Stored data:
......
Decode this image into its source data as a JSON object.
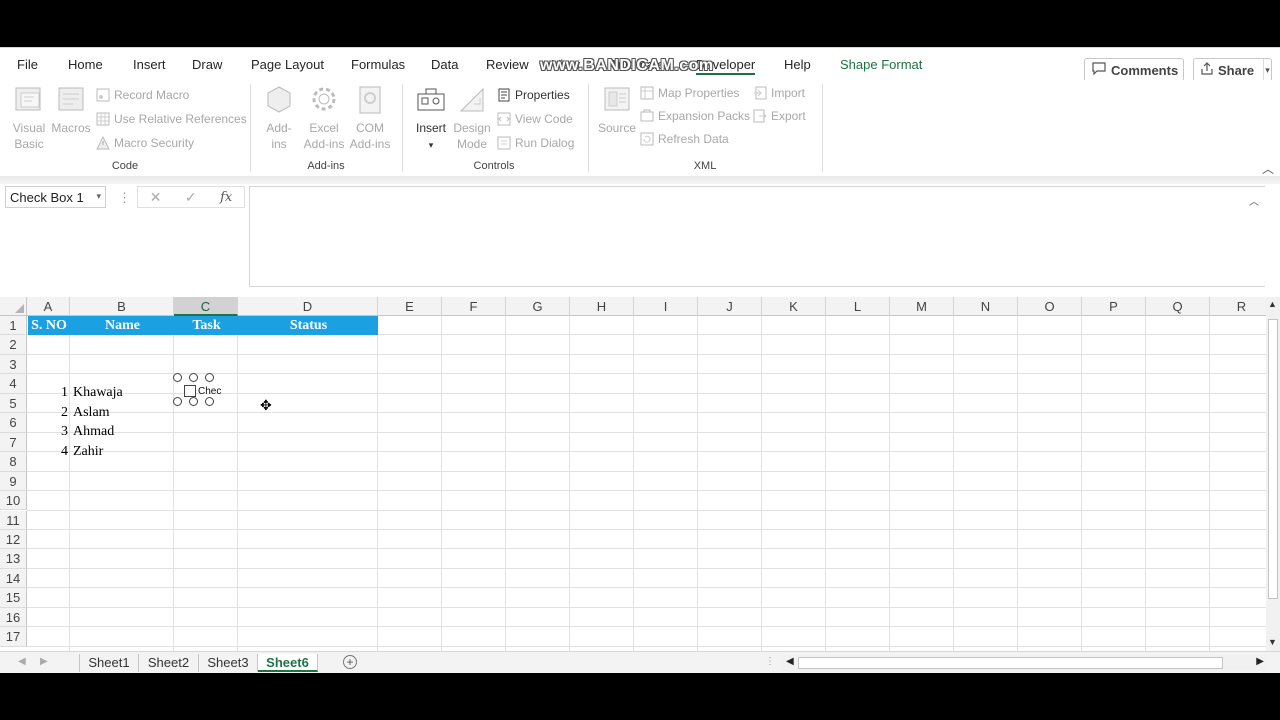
{
  "watermark": "www.BANDICAM.com",
  "tabs": {
    "file": "File",
    "home": "Home",
    "insert": "Insert",
    "draw": "Draw",
    "page_layout": "Page Layout",
    "formulas": "Formulas",
    "data": "Data",
    "review": "Review",
    "view": "View",
    "automate": "Automate",
    "developer": "Developer",
    "help": "Help",
    "shape_format": "Shape Format"
  },
  "top_buttons": {
    "comments": "Comments",
    "share": "Share"
  },
  "ribbon": {
    "code": {
      "label": "Code",
      "visual_basic": [
        "Visual",
        "Basic"
      ],
      "macros": "Macros",
      "record_macro": "Record Macro",
      "relative_refs": "Use Relative References",
      "macro_security": "Macro Security"
    },
    "addins": {
      "label": "Add-ins",
      "addins": [
        "Add-",
        "ins"
      ],
      "excel_addins": [
        "Excel",
        "Add-ins"
      ],
      "com_addins": [
        "COM",
        "Add-ins"
      ]
    },
    "controls": {
      "label": "Controls",
      "insert": "Insert",
      "design_mode": [
        "Design",
        "Mode"
      ],
      "properties": "Properties",
      "view_code": "View Code",
      "run_dialog": "Run Dialog"
    },
    "xml": {
      "label": "XML",
      "source": "Source",
      "map_properties": "Map Properties",
      "expansion_packs": "Expansion Packs",
      "refresh_data": "Refresh Data",
      "import": "Import",
      "export": "Export"
    }
  },
  "formula_bar": {
    "name_box": "Check Box 1",
    "fx": "fx",
    "cancel": "✕",
    "enter": "✓",
    "value": ""
  },
  "columns": [
    "A",
    "B",
    "C",
    "D",
    "E",
    "F",
    "G",
    "H",
    "I",
    "J",
    "K",
    "L",
    "M",
    "N",
    "O",
    "P",
    "Q",
    "R"
  ],
  "rows": [
    "1",
    "2",
    "3",
    "4",
    "5",
    "6",
    "7",
    "8",
    "9",
    "10",
    "11",
    "12",
    "13",
    "14",
    "15",
    "16",
    "17"
  ],
  "table": {
    "headers": [
      "S. NO",
      "Name",
      "Task",
      "Status"
    ],
    "data": [
      {
        "sno": "1",
        "name": "Khawaja"
      },
      {
        "sno": "2",
        "name": "Aslam"
      },
      {
        "sno": "3",
        "name": "Ahmad"
      },
      {
        "sno": "4",
        "name": "Zahir"
      }
    ]
  },
  "checkbox": {
    "label": "Chec",
    "checked": false
  },
  "sheets": [
    "Sheet1",
    "Sheet2",
    "Sheet3",
    "Sheet6"
  ],
  "active_sheet": "Sheet6",
  "colors": {
    "accent": "#217346",
    "header_band": "#1ba1e2"
  }
}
......
**Written exercise:** Do not include images; quote all of the entries above exactly.

**Response below:**
Decode this image into its source data as a JSON object.
{
  "watermark": "www.BANDICAM.com",
  "tabs": {
    "file": "File",
    "home": "Home",
    "insert": "Insert",
    "draw": "Draw",
    "page_layout": "Page Layout",
    "formulas": "Formulas",
    "data": "Data",
    "review": "Review",
    "view": "View",
    "automate": "Automate",
    "developer": "Developer",
    "help": "Help",
    "shape_format": "Shape Format"
  },
  "top_buttons": {
    "comments": "Comments",
    "share": "Share"
  },
  "ribbon": {
    "code": {
      "label": "Code",
      "visual_basic": [
        "Visual",
        "Basic"
      ],
      "macros": "Macros",
      "record_macro": "Record Macro",
      "relative_refs": "Use Relative References",
      "macro_security": "Macro Security"
    },
    "addins": {
      "label": "Add-ins",
      "addins": [
        "Add-",
        "ins"
      ],
      "excel_addins": [
        "Excel",
        "Add-ins"
      ],
      "com_addins": [
        "COM",
        "Add-ins"
      ]
    },
    "controls": {
      "label": "Controls",
      "insert": "Insert",
      "design_mode": [
        "Design",
        "Mode"
      ],
      "properties": "Properties",
      "view_code": "View Code",
      "run_dialog": "Run Dialog"
    },
    "xml": {
      "label": "XML",
      "source": "Source",
      "map_properties": "Map Properties",
      "expansion_packs": "Expansion Packs",
      "refresh_data": "Refresh Data",
      "import": "Import",
      "export": "Export"
    }
  },
  "formula_bar": {
    "name_box": "Check Box 1",
    "fx": "fx",
    "cancel": "✕",
    "enter": "✓",
    "value": ""
  },
  "columns": [
    "A",
    "B",
    "C",
    "D",
    "E",
    "F",
    "G",
    "H",
    "I",
    "J",
    "K",
    "L",
    "M",
    "N",
    "O",
    "P",
    "Q",
    "R"
  ],
  "rows": [
    "1",
    "2",
    "3",
    "4",
    "5",
    "6",
    "7",
    "8",
    "9",
    "10",
    "11",
    "12",
    "13",
    "14",
    "15",
    "16",
    "17"
  ],
  "table": {
    "headers": [
      "S. NO",
      "Name",
      "Task",
      "Status"
    ],
    "data": [
      {
        "sno": "1",
        "name": "Khawaja"
      },
      {
        "sno": "2",
        "name": "Aslam"
      },
      {
        "sno": "3",
        "name": "Ahmad"
      },
      {
        "sno": "4",
        "name": "Zahir"
      }
    ]
  },
  "checkbox": {
    "label": "Chec",
    "checked": false
  },
  "sheets": [
    "Sheet1",
    "Sheet2",
    "Sheet3",
    "Sheet6"
  ],
  "active_sheet": "Sheet6",
  "colors": {
    "accent": "#217346",
    "header_band": "#1ba1e2"
  }
}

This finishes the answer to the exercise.